## Given text:
# Removing a Weird Ear Tag



## farmchick (Jun 19, 2011)

We bought my market lamb from a farmer who use metal ear tags. The kind that go aorund the bottom of the ear and back up. Kind of like a C shape. Anyway, as his ear is growing, its tearing a hole. Is there anyway I can take it out? It looks very painful, we are tryin to keep it clean, but we would like to take it our for the sheep, and for the show. Anyone else have this problem before?


----------



## aggieterpkatie (Jun 19, 2011)

I hate those metal tags with a passion.  Find some sharp nippers and cut it at the bend, and you can usually wiggle it and get it to come apart from where it connects in the ear.


----------



## Bossroo (Jun 20, 2011)

Ear tags are for identification purposes, not only for the farmer's use, but in case of a desease outbrake, the animal can be traced to the original herd and then that herd can be tested to stop the spread of the desease by the State Vets and the USDA. Also, most States have transportation regulations that require health certificates for animals traveling to shows and/or interstate travel and require individual identification for desease control. So, do not remove the ear tags.

## List of tasks:
A. Return the passage of the ear tag thread from "We bought my" up to and including "this problem before?", copied without any change.
B. Supply the next part of the forum thread on removing a metal ear tag, picking up after its final post.

## Provided information:
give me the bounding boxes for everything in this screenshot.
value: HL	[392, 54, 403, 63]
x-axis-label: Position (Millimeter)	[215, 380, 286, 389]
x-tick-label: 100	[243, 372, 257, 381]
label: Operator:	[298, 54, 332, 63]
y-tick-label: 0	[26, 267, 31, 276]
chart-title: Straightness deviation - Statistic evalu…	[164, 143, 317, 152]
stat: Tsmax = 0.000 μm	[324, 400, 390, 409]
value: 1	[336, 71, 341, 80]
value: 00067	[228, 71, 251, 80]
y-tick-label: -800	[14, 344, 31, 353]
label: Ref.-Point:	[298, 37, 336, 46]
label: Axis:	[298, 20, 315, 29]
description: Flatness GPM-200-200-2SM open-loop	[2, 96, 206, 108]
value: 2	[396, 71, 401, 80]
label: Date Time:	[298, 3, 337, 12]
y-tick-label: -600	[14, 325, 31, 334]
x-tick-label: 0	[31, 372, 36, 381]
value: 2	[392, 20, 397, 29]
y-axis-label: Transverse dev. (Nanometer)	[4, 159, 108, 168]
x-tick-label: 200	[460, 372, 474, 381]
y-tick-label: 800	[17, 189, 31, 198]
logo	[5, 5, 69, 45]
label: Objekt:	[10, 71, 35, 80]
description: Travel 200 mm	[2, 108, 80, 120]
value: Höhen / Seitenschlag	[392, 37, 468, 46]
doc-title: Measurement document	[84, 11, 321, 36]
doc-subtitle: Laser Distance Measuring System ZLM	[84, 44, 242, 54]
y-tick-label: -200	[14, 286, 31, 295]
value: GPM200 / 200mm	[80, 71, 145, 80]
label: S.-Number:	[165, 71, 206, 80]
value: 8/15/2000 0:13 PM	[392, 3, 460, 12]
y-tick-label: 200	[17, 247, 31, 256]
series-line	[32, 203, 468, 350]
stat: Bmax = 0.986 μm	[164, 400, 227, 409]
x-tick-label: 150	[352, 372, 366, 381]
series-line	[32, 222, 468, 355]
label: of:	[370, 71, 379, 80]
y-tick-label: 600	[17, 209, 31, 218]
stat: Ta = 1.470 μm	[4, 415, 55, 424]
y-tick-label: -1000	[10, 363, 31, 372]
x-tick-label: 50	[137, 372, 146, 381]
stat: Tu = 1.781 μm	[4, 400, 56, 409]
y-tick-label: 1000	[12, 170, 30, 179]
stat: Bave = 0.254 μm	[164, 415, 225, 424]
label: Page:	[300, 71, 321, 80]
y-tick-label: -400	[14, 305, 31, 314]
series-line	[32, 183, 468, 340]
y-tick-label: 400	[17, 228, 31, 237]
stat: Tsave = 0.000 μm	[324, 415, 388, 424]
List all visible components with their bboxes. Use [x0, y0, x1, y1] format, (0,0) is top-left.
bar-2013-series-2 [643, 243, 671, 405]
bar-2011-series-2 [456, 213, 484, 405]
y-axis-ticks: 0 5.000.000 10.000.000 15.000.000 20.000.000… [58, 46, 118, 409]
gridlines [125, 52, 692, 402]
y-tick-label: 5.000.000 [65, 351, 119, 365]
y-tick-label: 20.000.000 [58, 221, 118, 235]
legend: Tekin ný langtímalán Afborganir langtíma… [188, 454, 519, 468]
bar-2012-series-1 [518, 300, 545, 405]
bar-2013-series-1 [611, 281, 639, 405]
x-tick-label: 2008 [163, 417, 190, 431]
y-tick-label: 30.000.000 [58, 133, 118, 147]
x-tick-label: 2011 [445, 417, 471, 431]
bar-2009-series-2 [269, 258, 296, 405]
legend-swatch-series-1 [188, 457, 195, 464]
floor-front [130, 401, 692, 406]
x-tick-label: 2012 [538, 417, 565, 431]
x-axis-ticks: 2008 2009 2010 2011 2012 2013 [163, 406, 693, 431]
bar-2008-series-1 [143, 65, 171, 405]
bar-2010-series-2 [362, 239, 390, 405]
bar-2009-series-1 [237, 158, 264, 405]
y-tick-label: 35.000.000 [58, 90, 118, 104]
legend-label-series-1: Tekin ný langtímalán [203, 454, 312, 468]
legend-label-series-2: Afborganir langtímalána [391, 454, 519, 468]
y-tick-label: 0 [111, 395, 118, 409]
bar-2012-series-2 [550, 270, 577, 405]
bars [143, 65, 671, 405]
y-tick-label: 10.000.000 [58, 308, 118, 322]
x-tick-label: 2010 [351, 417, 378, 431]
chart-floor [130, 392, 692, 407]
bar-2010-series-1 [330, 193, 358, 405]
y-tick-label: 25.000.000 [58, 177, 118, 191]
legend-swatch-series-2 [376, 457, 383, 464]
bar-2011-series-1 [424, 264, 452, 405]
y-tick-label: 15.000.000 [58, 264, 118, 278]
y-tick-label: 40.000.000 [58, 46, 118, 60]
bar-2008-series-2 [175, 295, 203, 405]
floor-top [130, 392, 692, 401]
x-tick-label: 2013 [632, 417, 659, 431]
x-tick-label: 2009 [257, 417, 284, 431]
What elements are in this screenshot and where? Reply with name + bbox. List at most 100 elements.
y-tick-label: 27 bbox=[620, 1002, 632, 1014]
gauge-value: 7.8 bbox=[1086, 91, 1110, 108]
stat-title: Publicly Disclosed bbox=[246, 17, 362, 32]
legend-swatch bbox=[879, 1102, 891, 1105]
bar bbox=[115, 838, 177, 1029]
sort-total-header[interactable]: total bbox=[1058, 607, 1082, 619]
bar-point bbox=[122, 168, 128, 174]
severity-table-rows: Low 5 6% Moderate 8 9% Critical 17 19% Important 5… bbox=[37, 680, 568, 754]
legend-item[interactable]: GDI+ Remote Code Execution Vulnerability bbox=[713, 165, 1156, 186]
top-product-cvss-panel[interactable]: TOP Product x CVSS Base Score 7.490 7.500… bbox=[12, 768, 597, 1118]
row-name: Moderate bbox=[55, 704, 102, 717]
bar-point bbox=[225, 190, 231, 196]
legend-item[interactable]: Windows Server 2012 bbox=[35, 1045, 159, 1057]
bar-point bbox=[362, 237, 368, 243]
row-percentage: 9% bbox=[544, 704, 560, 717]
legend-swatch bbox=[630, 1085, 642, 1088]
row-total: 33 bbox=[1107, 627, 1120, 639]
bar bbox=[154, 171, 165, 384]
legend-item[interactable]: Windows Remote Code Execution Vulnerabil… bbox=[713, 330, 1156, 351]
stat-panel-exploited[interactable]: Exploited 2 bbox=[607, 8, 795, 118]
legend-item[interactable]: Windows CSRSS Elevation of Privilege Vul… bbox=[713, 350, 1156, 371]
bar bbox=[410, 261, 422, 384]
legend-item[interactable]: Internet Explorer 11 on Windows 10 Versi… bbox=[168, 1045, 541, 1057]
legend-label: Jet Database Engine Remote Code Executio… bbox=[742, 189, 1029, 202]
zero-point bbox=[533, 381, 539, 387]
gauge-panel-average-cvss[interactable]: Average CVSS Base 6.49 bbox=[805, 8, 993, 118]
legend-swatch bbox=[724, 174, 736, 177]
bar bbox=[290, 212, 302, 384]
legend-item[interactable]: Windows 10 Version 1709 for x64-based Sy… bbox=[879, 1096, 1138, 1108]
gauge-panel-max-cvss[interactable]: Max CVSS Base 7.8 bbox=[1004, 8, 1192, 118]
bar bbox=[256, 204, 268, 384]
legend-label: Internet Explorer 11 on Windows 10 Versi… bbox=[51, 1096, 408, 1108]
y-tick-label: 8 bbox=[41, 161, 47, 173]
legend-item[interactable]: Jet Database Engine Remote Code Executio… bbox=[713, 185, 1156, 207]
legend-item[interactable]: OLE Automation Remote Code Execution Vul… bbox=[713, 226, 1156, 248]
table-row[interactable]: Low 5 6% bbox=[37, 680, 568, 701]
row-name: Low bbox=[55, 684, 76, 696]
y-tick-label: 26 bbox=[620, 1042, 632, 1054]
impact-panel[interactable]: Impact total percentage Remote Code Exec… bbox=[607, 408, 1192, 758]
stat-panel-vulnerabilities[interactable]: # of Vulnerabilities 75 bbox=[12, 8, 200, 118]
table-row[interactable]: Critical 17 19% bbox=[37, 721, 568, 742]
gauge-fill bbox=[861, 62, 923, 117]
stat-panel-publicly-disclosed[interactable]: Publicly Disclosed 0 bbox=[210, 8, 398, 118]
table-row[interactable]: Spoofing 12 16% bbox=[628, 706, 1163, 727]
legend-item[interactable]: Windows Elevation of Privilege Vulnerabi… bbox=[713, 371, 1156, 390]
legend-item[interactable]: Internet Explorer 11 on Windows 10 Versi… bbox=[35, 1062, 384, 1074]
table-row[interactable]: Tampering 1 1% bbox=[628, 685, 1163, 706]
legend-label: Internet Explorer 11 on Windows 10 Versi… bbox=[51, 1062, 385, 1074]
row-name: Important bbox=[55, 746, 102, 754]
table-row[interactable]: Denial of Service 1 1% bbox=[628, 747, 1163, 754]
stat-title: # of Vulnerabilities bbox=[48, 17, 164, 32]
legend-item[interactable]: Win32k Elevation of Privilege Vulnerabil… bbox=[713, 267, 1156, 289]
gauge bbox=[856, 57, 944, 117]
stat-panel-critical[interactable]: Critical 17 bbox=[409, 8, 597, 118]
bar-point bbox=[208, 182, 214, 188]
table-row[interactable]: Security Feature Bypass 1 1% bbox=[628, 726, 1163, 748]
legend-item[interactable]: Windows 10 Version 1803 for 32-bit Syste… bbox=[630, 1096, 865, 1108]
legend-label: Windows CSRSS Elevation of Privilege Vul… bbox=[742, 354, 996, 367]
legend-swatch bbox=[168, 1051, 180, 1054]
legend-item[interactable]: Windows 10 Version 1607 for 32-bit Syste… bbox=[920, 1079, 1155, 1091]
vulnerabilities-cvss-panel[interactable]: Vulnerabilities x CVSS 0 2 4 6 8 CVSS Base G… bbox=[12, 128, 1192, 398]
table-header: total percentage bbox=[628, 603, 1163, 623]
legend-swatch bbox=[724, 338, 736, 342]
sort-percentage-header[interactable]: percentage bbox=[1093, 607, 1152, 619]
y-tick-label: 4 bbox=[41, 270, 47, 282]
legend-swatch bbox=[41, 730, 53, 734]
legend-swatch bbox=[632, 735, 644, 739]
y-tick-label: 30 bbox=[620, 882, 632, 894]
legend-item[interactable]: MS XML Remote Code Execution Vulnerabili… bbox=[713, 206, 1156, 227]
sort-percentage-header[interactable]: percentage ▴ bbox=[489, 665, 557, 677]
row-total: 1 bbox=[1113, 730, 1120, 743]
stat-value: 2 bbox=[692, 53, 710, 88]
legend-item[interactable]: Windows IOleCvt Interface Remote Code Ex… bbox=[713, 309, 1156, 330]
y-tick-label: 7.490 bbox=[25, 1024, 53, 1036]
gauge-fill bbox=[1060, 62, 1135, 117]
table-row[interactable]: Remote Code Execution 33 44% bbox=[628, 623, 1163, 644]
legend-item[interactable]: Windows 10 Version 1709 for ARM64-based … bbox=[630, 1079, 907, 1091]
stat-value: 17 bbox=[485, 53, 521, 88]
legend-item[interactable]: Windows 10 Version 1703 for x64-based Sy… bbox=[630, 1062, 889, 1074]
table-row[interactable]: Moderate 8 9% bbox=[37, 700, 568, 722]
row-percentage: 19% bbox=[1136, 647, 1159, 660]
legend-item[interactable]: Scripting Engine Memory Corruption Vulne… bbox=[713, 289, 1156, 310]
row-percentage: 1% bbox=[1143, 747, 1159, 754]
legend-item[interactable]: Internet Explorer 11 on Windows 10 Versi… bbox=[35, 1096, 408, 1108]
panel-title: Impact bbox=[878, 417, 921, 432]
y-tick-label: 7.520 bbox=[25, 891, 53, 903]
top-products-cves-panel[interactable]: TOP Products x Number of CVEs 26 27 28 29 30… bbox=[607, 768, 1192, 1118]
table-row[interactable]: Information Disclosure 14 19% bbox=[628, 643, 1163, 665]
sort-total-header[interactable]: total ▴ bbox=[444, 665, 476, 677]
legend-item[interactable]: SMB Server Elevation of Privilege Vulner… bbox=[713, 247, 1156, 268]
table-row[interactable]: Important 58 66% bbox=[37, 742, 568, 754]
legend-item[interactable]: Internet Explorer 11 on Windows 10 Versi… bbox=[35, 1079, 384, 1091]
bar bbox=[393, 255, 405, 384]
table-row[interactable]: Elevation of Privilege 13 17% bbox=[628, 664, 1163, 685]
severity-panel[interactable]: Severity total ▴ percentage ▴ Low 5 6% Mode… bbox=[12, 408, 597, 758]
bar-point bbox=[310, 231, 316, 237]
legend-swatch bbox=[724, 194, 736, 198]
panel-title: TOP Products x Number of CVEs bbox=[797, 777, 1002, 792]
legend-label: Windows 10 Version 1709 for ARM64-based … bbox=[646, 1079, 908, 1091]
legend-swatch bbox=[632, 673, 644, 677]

## Answers to the tasks:
A.
We bought my market lamb from a farmer who use metal ear tags. The kind that go aorund the bottom of the ear and back up. Kind of like a C shape. Anyway, as his ear is growing, its tearing a hole. Is there anyway I can take it out? It looks very painful, we are tryin to keep it clean, but we would like to take it our for the sheep, and for the show. Anyone else have this problem before?

B.
----------



## aggieterpkatie (Jun 20, 2011)

If the metal ear tag is just a flock tag and not a Scrapie tag it would be fine to remove it.  If it's a Scrapie tag you can always contact the breeder and ask for another tag since this one is causing issues.  They might not want to give you one, but it wouldn't hurt to ask.  All that's important with a Scrapie tag is the farm ID number, individual animal number is not so important.  

And if it's just a flock tag, the owner can re-tag it with a different tag.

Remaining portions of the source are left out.